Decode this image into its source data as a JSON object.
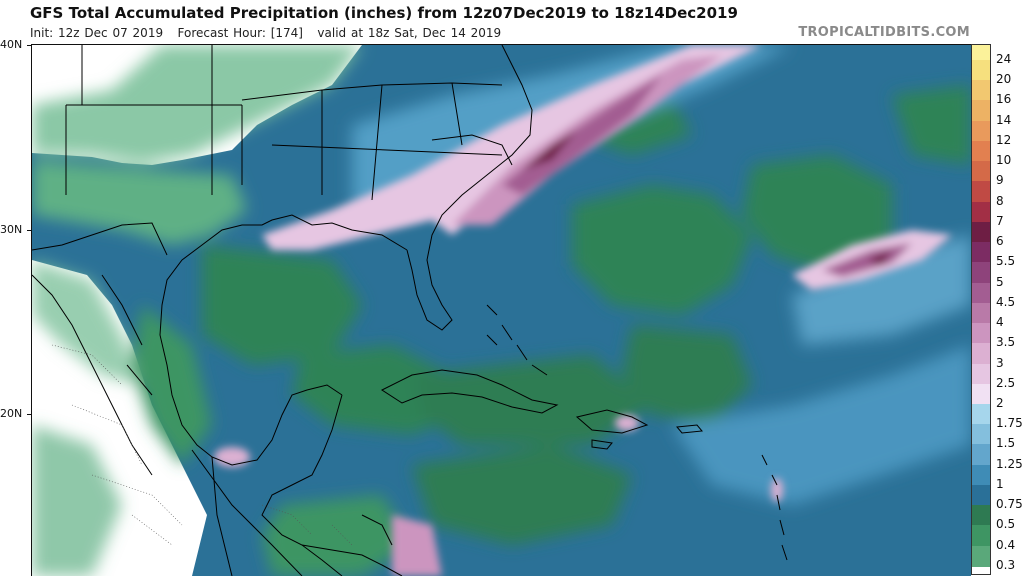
{
  "title": "GFS Total Accumulated Precipitation (inches) from 12z07Dec2019 to 18z14Dec2019",
  "subtitle": {
    "init": "Init: 12z Dec 07 2019",
    "forecast_hour": "Forecast Hour: [174]",
    "valid": "valid at 18z Sat, Dec 14 2019"
  },
  "brand": "TROPICALTIDBITS.COM",
  "latitude_labels": [
    "40N",
    "30N",
    "20N"
  ],
  "legend": {
    "labels": [
      "24",
      "20",
      "16",
      "14",
      "12",
      "10",
      "9",
      "8",
      "7",
      "6",
      "5.5",
      "5",
      "4.5",
      "4",
      "3.5",
      "3",
      "2.5",
      "2",
      "1.75",
      "1.5",
      "1.25",
      "1",
      "0.75",
      "0.5",
      "0.4",
      "0.3"
    ],
    "colors": [
      "#fbf29a",
      "#f6e07e",
      "#f2c870",
      "#edb264",
      "#e99a5c",
      "#e28050",
      "#d46a48",
      "#c04a44",
      "#a22f45",
      "#6e1e44",
      "#7c2c63",
      "#8e437b",
      "#a35d92",
      "#b97aa8",
      "#cc95bf",
      "#dcb0d2",
      "#e6c6e2",
      "#f1e1f3",
      "#a6d6ec",
      "#84bfdd",
      "#63a6cc",
      "#3f8cb6",
      "#2a7098",
      "#2e7a52",
      "#3e9563",
      "#5aa87a"
    ]
  },
  "colors": {
    "ocean": "#2a6f93",
    "land_base": "#ffffff",
    "borders": "#000000"
  }
}
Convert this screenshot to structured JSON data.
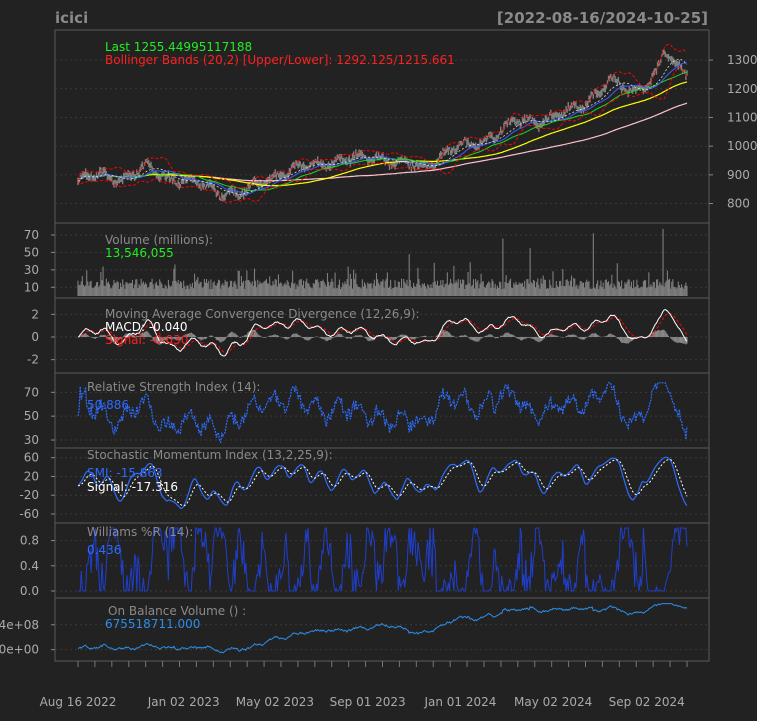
________________________
Work required: Reproduce the entries above without change, omitting all pictures.

Correct answer:
Decode this image into its source data as a JSON object.
{
  "title": "GFS Total Accumulated Precipitation (inches) from 12z07Dec2019 to 18z14Dec2019",
  "subtitle": {
    "init": "Init: 12z Dec 07 2019",
    "forecast_hour": "Forecast Hour: [174]",
    "valid": "valid at 18z Sat, Dec 14 2019"
  },
  "brand": "TROPICALTIDBITS.COM",
  "latitude_labels": [
    "40N",
    "30N",
    "20N"
  ],
  "legend": {
    "labels": [
      "24",
      "20",
      "16",
      "14",
      "12",
      "10",
      "9",
      "8",
      "7",
      "6",
      "5.5",
      "5",
      "4.5",
      "4",
      "3.5",
      "3",
      "2.5",
      "2",
      "1.75",
      "1.5",
      "1.25",
      "1",
      "0.75",
      "0.5",
      "0.4",
      "0.3"
    ],
    "colors": [
      "#fbf29a",
      "#f6e07e",
      "#f2c870",
      "#edb264",
      "#e99a5c",
      "#e28050",
      "#d46a48",
      "#c04a44",
      "#a22f45",
      "#6e1e44",
      "#7c2c63",
      "#8e437b",
      "#a35d92",
      "#b97aa8",
      "#cc95bf",
      "#dcb0d2",
      "#e6c6e2",
      "#f1e1f3",
      "#a6d6ec",
      "#84bfdd",
      "#63a6cc",
      "#3f8cb6",
      "#2a7098",
      "#2e7a52",
      "#3e9563",
      "#5aa87a"
    ]
  },
  "colors": {
    "ocean": "#2a6f93",
    "land_base": "#ffffff",
    "borders": "#000000"
  }
}
Convert this screenshot to structured JSON data.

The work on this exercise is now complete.